Records shown:
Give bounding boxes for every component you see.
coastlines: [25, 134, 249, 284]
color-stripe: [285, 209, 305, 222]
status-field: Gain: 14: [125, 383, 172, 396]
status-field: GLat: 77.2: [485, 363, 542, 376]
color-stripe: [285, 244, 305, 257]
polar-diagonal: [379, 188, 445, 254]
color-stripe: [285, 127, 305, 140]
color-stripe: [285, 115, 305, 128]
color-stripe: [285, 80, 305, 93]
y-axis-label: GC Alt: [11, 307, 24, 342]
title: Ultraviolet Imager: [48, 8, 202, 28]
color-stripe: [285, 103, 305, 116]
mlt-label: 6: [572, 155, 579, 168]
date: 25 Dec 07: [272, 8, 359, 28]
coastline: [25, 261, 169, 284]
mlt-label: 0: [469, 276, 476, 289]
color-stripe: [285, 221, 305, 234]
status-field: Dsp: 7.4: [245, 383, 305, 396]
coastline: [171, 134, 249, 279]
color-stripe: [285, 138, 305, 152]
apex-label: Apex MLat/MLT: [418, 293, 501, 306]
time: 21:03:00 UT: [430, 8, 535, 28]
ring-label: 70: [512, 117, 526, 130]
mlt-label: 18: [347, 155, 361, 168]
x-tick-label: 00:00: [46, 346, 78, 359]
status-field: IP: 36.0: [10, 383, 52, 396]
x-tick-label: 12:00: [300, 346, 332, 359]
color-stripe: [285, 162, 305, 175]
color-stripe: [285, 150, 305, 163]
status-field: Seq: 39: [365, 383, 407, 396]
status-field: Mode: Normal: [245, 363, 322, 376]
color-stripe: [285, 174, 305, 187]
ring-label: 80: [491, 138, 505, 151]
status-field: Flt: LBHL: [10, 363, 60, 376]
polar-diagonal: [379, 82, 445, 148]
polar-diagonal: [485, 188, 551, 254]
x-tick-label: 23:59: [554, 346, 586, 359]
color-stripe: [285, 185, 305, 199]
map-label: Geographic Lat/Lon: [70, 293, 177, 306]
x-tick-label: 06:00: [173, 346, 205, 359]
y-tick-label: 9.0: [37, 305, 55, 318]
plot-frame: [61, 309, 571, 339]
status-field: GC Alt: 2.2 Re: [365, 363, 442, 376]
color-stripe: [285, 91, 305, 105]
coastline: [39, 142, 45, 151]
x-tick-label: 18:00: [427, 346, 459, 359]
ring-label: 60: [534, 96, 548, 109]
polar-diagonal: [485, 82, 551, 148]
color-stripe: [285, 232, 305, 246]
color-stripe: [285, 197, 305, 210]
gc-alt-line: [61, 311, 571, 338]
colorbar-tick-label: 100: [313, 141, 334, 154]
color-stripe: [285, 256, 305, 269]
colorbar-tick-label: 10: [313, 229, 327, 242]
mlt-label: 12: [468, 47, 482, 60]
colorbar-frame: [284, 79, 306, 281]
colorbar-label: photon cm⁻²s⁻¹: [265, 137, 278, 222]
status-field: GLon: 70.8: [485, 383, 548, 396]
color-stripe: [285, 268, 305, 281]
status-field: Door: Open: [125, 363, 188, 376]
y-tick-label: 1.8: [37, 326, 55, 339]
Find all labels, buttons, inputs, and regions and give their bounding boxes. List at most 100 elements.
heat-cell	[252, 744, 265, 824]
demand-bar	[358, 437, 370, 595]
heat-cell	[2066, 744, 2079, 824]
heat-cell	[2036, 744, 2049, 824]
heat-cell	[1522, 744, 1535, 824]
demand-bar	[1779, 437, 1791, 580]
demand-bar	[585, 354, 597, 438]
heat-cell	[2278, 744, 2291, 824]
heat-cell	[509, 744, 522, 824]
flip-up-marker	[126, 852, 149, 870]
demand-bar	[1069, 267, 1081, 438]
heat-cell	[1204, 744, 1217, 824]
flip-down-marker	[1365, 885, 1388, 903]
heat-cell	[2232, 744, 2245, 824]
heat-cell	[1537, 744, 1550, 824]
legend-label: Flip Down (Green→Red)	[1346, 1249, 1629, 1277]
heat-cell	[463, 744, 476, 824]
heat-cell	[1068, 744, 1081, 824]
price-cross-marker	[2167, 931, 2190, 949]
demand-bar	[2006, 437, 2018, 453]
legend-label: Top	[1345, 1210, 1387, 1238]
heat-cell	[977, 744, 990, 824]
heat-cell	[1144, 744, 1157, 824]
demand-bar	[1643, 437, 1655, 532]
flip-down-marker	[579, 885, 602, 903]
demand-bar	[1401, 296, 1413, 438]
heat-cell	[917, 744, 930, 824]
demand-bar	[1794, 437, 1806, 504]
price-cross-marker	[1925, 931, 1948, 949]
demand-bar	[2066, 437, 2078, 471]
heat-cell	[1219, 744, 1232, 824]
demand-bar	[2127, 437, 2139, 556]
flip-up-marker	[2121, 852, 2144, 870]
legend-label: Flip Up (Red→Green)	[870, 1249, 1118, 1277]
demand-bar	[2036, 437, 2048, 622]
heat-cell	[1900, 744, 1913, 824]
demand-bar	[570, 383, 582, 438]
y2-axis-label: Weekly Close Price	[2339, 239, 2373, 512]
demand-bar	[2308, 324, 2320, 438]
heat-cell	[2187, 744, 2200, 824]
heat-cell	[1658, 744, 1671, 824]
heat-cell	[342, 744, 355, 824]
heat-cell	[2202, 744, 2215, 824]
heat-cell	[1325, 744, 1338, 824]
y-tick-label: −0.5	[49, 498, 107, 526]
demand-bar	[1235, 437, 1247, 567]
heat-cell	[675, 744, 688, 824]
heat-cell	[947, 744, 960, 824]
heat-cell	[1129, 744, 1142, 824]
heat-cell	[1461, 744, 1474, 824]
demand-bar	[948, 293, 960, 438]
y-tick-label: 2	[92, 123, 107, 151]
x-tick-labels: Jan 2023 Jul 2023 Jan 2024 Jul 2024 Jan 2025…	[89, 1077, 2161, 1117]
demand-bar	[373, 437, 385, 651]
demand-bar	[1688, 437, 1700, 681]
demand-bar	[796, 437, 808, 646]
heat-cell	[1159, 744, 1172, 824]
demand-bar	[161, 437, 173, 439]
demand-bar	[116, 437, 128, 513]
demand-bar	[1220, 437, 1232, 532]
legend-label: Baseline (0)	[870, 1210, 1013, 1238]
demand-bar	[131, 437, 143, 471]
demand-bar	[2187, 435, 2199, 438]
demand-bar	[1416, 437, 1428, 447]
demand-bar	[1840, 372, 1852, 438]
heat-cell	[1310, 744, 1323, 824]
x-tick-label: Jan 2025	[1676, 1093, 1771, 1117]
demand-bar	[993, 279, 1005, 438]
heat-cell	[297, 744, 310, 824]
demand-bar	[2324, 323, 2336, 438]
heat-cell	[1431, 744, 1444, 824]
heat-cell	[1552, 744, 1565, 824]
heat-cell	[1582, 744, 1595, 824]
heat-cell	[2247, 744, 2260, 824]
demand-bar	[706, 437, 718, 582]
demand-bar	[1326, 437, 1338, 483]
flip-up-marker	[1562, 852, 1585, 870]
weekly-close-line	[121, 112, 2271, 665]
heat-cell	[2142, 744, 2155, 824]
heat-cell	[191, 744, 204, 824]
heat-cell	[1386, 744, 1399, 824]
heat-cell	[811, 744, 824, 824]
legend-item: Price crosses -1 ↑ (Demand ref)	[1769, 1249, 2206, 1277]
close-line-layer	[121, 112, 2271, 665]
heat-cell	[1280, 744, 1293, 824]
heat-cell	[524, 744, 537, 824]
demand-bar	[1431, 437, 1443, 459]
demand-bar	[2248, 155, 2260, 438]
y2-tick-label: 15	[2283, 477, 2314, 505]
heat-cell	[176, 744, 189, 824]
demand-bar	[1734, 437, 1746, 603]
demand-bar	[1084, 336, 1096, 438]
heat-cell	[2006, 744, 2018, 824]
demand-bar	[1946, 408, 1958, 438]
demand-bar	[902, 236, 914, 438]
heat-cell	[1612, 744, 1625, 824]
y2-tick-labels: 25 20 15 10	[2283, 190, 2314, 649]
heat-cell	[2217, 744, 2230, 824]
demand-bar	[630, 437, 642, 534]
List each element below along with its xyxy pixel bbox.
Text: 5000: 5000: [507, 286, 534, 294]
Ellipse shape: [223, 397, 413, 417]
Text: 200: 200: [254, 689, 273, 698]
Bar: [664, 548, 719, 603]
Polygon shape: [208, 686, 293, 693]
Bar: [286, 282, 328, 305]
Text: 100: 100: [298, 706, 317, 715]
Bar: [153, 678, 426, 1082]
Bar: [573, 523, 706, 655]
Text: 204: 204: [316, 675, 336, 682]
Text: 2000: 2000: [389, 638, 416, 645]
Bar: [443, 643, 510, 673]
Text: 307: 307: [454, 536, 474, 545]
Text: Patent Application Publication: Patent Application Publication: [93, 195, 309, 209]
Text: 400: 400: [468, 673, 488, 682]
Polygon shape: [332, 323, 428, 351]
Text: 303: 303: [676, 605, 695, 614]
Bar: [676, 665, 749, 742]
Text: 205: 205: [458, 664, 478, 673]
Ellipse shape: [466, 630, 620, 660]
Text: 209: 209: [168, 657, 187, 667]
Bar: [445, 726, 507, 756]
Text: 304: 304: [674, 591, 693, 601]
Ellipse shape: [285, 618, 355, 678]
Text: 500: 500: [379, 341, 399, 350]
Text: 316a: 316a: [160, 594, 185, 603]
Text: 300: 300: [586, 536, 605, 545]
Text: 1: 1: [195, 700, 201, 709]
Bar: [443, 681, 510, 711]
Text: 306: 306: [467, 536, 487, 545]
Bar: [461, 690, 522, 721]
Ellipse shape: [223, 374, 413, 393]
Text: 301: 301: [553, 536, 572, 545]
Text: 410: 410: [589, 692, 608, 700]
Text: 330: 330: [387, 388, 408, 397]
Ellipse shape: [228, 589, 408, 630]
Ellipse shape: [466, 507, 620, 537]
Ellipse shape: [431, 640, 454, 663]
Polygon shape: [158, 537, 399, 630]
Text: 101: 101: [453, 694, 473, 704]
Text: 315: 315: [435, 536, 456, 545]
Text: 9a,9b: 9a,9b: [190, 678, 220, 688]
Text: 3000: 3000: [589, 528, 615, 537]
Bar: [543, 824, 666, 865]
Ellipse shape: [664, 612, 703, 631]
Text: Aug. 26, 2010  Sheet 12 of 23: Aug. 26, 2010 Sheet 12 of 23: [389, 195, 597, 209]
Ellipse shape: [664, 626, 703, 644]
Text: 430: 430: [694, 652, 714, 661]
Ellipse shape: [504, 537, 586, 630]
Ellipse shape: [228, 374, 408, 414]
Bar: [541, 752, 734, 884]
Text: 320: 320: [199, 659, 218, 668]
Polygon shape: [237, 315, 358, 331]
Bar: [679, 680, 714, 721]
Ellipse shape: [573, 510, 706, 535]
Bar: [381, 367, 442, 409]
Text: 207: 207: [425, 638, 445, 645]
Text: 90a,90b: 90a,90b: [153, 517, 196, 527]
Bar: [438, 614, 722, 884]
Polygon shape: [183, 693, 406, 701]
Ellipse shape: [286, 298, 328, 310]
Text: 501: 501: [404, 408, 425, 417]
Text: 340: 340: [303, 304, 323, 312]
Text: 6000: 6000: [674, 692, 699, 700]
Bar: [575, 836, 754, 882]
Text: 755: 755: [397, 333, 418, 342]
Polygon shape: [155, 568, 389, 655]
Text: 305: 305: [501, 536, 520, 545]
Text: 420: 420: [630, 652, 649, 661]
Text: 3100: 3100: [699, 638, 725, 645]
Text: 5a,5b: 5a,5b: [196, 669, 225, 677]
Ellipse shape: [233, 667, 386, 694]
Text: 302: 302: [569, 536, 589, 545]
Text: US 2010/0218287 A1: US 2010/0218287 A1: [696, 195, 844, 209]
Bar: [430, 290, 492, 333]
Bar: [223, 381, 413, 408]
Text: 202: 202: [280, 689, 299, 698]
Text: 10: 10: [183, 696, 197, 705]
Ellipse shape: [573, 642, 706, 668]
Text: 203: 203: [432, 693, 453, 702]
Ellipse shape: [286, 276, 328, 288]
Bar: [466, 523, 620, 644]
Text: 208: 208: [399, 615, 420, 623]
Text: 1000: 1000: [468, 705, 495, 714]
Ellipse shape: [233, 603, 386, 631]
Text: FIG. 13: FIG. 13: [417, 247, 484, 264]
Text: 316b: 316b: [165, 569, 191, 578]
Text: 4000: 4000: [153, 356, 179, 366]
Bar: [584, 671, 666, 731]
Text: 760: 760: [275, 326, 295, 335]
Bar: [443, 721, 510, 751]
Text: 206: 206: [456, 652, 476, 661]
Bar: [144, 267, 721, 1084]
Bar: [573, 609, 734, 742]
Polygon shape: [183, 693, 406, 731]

Prompt: Please copy the entries exactly, from their first line up to and including the line containing "status-field: IP: 36.0: [10, 383, 52, 396]".

Response:
Give bounding boxes for every component you see.
coastlines: [25, 134, 249, 284]
color-stripe: [285, 209, 305, 222]
status-field: Gain: 14: [125, 383, 172, 396]
status-field: GLat: 77.2: [485, 363, 542, 376]
color-stripe: [285, 244, 305, 257]
polar-diagonal: [379, 188, 445, 254]
color-stripe: [285, 127, 305, 140]
color-stripe: [285, 115, 305, 128]
color-stripe: [285, 80, 305, 93]
y-axis-label: GC Alt: [11, 307, 24, 342]
title: Ultraviolet Imager: [48, 8, 202, 28]
color-stripe: [285, 103, 305, 116]
mlt-label: 6: [572, 155, 579, 168]
date: 25 Dec 07: [272, 8, 359, 28]
coastline: [25, 261, 169, 284]
mlt-label: 0: [469, 276, 476, 289]
color-stripe: [285, 221, 305, 234]
status-field: Dsp: 7.4: [245, 383, 305, 396]
coastline: [171, 134, 249, 279]
color-stripe: [285, 138, 305, 152]
apex-label: Apex MLat/MLT: [418, 293, 501, 306]
time: 21:03:00 UT: [430, 8, 535, 28]
ring-label: 70: [512, 117, 526, 130]
mlt-label: 18: [347, 155, 361, 168]
x-tick-label: 00:00: [46, 346, 78, 359]
status-field: IP: 36.0: [10, 383, 52, 396]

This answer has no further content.